= TASK DESCRIPTION =
All of the material below is to be restated word for word, apart from the pictures.

* START EXERCISE MATERIALS *

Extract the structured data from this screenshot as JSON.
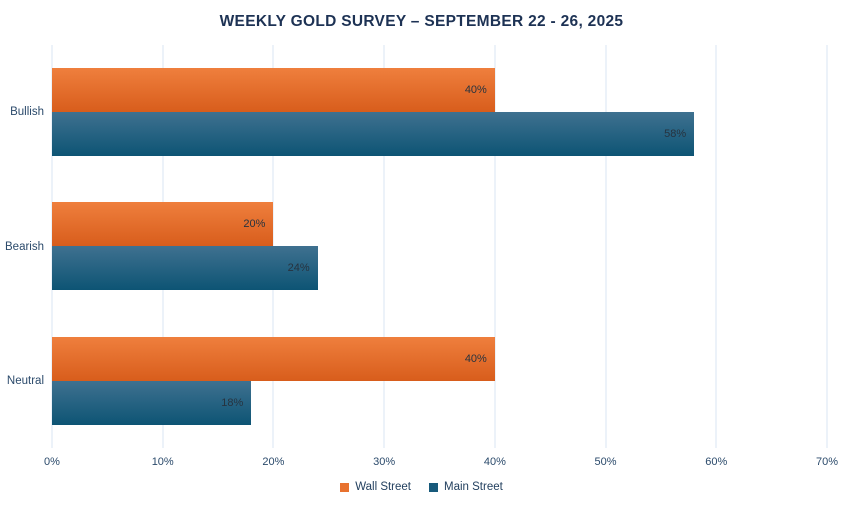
{
  "title": "WEEKLY GOLD SURVEY – SEPTEMBER 22 - 26, 2025",
  "colors": {
    "title_text": "#1D3254",
    "axis_text": "#2B4A6B",
    "bar_label_text": "#27333F",
    "gridline": "#D8E6F3",
    "background": "#FFFFFF",
    "wall_street_accent": "#E8722F",
    "main_street_accent": "#175A7B"
  },
  "chart_data": {
    "type": "bar",
    "orientation": "horizontal",
    "title": "WEEKLY GOLD SURVEY – SEPTEMBER 22 - 26, 2025",
    "xlabel": "",
    "ylabel": "",
    "categories": [
      "Bullish",
      "Bearish",
      "Neutral"
    ],
    "series": [
      {
        "name": "Wall Street",
        "values": [
          40,
          20,
          40
        ],
        "labels": [
          "40%",
          "20%",
          "40%"
        ],
        "color_top": "#EF7F3D",
        "color_bottom": "#D85D1C",
        "legend_color": "#E8722F"
      },
      {
        "name": "Main Street",
        "values": [
          58,
          24,
          18
        ],
        "labels": [
          "58%",
          "24%",
          "18%"
        ],
        "color_top": "#3F7190",
        "color_bottom": "#0D5474",
        "legend_color": "#175A7B"
      }
    ],
    "xlim": [
      0,
      70
    ],
    "x_ticks": [
      "0%",
      "10%",
      "20%",
      "30%",
      "40%",
      "50%",
      "60%",
      "70%"
    ],
    "grid": true,
    "data_labels": "inside-end",
    "legend_position": "bottom"
  }
}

* END EXERCISE MATERIALS *

= RESULT OF THIS EXERCISE =
Extract the structured data from this screenshot as JSON.
{
  "title": "WEEKLY GOLD SURVEY – SEPTEMBER 22 - 26, 2025",
  "colors": {
    "title_text": "#1D3254",
    "axis_text": "#2B4A6B",
    "bar_label_text": "#27333F",
    "gridline": "#D8E6F3",
    "background": "#FFFFFF",
    "wall_street_accent": "#E8722F",
    "main_street_accent": "#175A7B"
  },
  "chart_data": {
    "type": "bar",
    "orientation": "horizontal",
    "title": "WEEKLY GOLD SURVEY – SEPTEMBER 22 - 26, 2025",
    "xlabel": "",
    "ylabel": "",
    "categories": [
      "Bullish",
      "Bearish",
      "Neutral"
    ],
    "series": [
      {
        "name": "Wall Street",
        "values": [
          40,
          20,
          40
        ],
        "labels": [
          "40%",
          "20%",
          "40%"
        ],
        "color_top": "#EF7F3D",
        "color_bottom": "#D85D1C",
        "legend_color": "#E8722F"
      },
      {
        "name": "Main Street",
        "values": [
          58,
          24,
          18
        ],
        "labels": [
          "58%",
          "24%",
          "18%"
        ],
        "color_top": "#3F7190",
        "color_bottom": "#0D5474",
        "legend_color": "#175A7B"
      }
    ],
    "xlim": [
      0,
      70
    ],
    "x_ticks": [
      "0%",
      "10%",
      "20%",
      "30%",
      "40%",
      "50%",
      "60%",
      "70%"
    ],
    "grid": true,
    "data_labels": "inside-end",
    "legend_position": "bottom"
  }
}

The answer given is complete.